### What you have to do
Quote the data below in full, please, without altering anything.

[Entries from a dataset]
========

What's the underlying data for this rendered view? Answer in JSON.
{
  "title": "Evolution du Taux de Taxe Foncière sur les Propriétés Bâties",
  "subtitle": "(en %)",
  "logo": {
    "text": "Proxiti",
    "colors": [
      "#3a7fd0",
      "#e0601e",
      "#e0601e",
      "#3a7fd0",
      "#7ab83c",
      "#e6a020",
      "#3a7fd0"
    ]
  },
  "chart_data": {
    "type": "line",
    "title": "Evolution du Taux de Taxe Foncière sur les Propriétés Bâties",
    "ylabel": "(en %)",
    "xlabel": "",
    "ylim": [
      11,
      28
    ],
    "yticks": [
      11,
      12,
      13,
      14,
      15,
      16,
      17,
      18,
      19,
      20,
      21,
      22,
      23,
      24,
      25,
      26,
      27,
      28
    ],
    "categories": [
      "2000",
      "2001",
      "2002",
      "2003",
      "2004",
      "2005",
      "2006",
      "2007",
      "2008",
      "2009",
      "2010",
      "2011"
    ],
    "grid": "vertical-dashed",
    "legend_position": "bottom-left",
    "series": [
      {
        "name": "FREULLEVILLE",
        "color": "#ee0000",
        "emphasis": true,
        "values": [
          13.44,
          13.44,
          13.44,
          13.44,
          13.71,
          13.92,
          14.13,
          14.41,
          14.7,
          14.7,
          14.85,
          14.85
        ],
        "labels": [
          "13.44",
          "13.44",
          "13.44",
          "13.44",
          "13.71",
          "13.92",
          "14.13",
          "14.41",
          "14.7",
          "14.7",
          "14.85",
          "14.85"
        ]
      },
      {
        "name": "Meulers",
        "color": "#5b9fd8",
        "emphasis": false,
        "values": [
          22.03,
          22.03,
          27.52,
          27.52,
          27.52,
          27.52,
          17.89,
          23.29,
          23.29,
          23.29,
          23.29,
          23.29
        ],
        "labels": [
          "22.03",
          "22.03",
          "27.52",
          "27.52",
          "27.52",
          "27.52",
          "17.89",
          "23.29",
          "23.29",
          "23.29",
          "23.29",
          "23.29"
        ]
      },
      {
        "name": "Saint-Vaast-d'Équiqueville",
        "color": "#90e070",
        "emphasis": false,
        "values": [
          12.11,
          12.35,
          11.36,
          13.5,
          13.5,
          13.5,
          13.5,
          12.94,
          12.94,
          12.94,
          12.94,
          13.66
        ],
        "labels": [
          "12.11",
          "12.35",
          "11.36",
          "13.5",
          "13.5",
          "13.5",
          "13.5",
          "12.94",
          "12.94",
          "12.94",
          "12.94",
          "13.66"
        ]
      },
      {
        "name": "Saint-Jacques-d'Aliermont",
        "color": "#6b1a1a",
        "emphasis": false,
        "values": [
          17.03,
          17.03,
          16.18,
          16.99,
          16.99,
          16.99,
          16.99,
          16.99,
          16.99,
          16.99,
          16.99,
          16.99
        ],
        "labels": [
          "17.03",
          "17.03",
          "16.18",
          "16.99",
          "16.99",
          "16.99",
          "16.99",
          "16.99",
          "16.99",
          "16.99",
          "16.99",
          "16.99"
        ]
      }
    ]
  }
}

========

### Exercise result
What's the underlying data for this rendered view? Answer in JSON.
{
  "title": "Evolution du Taux de Taxe Foncière sur les Propriétés Bâties",
  "subtitle": "(en %)",
  "logo": {
    "text": "Proxiti",
    "colors": [
      "#3a7fd0",
      "#e0601e",
      "#e0601e",
      "#3a7fd0",
      "#7ab83c",
      "#e6a020",
      "#3a7fd0"
    ]
  },
  "chart_data": {
    "type": "line",
    "title": "Evolution du Taux de Taxe Foncière sur les Propriétés Bâties",
    "ylabel": "(en %)",
    "xlabel": "",
    "ylim": [
      11,
      28
    ],
    "yticks": [
      11,
      12,
      13,
      14,
      15,
      16,
      17,
      18,
      19,
      20,
      21,
      22,
      23,
      24,
      25,
      26,
      27,
      28
    ],
    "categories": [
      "2000",
      "2001",
      "2002",
      "2003",
      "2004",
      "2005",
      "2006",
      "2007",
      "2008",
      "2009",
      "2010",
      "2011"
    ],
    "grid": "vertical-dashed",
    "legend_position": "bottom-left",
    "series": [
      {
        "name": "FREULLEVILLE",
        "color": "#ee0000",
        "emphasis": true,
        "values": [
          13.44,
          13.44,
          13.44,
          13.44,
          13.71,
          13.92,
          14.13,
          14.41,
          14.7,
          14.7,
          14.85,
          14.85
        ],
        "labels": [
          "13.44",
          "13.44",
          "13.44",
          "13.44",
          "13.71",
          "13.92",
          "14.13",
          "14.41",
          "14.7",
          "14.7",
          "14.85",
          "14.85"
        ]
      },
      {
        "name": "Meulers",
        "color": "#5b9fd8",
        "emphasis": false,
        "values": [
          22.03,
          22.03,
          27.52,
          27.52,
          27.52,
          27.52,
          17.89,
          23.29,
          23.29,
          23.29,
          23.29,
          23.29
        ],
        "labels": [
          "22.03",
          "22.03",
          "27.52",
          "27.52",
          "27.52",
          "27.52",
          "17.89",
          "23.29",
          "23.29",
          "23.29",
          "23.29",
          "23.29"
        ]
      },
      {
        "name": "Saint-Vaast-d'Équiqueville",
        "color": "#90e070",
        "emphasis": false,
        "values": [
          12.11,
          12.35,
          11.36,
          13.5,
          13.5,
          13.5,
          13.5,
          12.94,
          12.94,
          12.94,
          12.94,
          13.66
        ],
        "labels": [
          "12.11",
          "12.35",
          "11.36",
          "13.5",
          "13.5",
          "13.5",
          "13.5",
          "12.94",
          "12.94",
          "12.94",
          "12.94",
          "13.66"
        ]
      },
      {
        "name": "Saint-Jacques-d'Aliermont",
        "color": "#6b1a1a",
        "emphasis": false,
        "values": [
          17.03,
          17.03,
          16.18,
          16.99,
          16.99,
          16.99,
          16.99,
          16.99,
          16.99,
          16.99,
          16.99,
          16.99
        ],
        "labels": [
          "17.03",
          "17.03",
          "16.18",
          "16.99",
          "16.99",
          "16.99",
          "16.99",
          "16.99",
          "16.99",
          "16.99",
          "16.99",
          "16.99"
        ]
      }
    ]
  }
}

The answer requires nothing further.